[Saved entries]
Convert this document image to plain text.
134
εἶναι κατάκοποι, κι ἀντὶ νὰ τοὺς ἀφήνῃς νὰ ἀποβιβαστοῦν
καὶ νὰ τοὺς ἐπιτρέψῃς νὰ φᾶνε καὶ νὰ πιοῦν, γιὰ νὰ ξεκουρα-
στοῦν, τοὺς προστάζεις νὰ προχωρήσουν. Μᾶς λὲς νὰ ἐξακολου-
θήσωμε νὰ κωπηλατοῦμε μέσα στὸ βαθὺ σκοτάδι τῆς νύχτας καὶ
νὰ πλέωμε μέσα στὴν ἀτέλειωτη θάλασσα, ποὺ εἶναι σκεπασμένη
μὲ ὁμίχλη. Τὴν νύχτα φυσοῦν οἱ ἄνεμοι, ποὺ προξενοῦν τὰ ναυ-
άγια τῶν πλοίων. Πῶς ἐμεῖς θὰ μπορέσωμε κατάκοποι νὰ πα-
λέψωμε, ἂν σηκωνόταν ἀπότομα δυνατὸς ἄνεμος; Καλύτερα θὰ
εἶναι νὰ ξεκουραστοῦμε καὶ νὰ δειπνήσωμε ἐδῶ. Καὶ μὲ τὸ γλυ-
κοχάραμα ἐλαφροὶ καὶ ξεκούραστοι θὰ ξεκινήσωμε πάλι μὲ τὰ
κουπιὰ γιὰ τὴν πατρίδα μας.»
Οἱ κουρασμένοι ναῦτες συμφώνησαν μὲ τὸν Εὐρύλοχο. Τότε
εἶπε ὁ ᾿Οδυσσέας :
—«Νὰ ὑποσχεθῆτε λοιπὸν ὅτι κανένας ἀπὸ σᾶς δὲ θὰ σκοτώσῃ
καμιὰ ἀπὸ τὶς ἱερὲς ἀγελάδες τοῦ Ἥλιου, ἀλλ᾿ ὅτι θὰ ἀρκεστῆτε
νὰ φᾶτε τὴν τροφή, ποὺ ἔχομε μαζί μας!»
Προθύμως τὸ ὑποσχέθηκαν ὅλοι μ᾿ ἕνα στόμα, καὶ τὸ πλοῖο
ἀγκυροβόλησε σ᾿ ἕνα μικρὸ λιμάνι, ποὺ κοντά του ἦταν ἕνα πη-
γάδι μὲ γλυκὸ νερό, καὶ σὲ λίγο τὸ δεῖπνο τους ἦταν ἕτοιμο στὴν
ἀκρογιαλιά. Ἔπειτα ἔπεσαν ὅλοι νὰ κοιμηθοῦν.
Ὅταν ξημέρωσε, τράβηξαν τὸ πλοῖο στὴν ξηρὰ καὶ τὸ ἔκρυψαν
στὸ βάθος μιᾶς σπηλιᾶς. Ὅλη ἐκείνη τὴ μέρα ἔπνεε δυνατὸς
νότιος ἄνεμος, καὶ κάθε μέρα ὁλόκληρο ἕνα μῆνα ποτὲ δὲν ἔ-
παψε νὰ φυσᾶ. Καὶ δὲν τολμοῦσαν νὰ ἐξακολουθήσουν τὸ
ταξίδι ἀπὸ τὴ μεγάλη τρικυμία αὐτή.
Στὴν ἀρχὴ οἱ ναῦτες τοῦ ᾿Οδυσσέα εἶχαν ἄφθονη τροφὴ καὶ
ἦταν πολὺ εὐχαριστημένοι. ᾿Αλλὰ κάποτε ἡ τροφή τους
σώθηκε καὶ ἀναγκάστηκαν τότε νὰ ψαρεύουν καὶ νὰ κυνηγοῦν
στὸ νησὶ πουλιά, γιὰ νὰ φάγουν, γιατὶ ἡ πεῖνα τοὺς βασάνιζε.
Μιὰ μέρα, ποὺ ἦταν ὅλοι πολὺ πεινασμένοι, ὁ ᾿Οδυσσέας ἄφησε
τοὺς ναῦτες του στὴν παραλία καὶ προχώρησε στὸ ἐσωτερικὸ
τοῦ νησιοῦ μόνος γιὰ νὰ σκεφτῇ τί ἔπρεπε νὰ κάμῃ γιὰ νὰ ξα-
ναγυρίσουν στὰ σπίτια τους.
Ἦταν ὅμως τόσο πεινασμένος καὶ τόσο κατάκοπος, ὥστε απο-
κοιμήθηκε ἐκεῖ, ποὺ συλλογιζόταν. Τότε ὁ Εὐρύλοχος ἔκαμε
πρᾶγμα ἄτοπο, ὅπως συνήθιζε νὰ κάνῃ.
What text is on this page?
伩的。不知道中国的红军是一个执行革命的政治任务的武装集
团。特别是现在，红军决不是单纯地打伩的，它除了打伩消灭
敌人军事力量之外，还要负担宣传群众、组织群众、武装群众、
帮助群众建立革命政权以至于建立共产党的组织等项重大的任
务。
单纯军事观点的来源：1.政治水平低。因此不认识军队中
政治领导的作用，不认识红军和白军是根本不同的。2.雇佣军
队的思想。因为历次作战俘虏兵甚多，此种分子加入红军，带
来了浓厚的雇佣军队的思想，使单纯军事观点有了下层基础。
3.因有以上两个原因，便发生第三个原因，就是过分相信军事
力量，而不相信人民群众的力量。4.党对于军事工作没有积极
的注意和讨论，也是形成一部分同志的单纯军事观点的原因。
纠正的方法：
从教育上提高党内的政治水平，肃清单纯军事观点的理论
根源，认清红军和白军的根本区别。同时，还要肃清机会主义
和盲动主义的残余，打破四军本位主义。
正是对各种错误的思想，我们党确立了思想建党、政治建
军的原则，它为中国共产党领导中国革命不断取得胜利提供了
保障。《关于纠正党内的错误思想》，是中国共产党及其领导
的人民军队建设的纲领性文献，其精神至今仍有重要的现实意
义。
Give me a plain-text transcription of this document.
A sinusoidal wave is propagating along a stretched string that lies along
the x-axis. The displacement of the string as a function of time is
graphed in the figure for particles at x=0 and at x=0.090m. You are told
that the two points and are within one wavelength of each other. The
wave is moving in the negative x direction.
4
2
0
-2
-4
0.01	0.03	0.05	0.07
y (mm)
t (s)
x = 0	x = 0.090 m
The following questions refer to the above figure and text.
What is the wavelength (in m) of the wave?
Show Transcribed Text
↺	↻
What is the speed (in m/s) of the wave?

**Stated goal:**
Filter the records above for lines containing the word "εἶναι", and copy those lines.

**Response to the exercise:**
εἶναι κατάκοποι, κι ἀντὶ νὰ τοὺς ἀφήνῃς νὰ ἀποβιβαστοῦν
νὰ πλέωμε μέσα στὴν ἀτέλειωτη θάλασσα, ποὺ εἶναι σκεπασμένη
εἶναι νὰ ξεκουραστοῦμε καὶ νὰ δειπνήσωμε ἐδῶ. Καὶ μὲ τὸ γλυ-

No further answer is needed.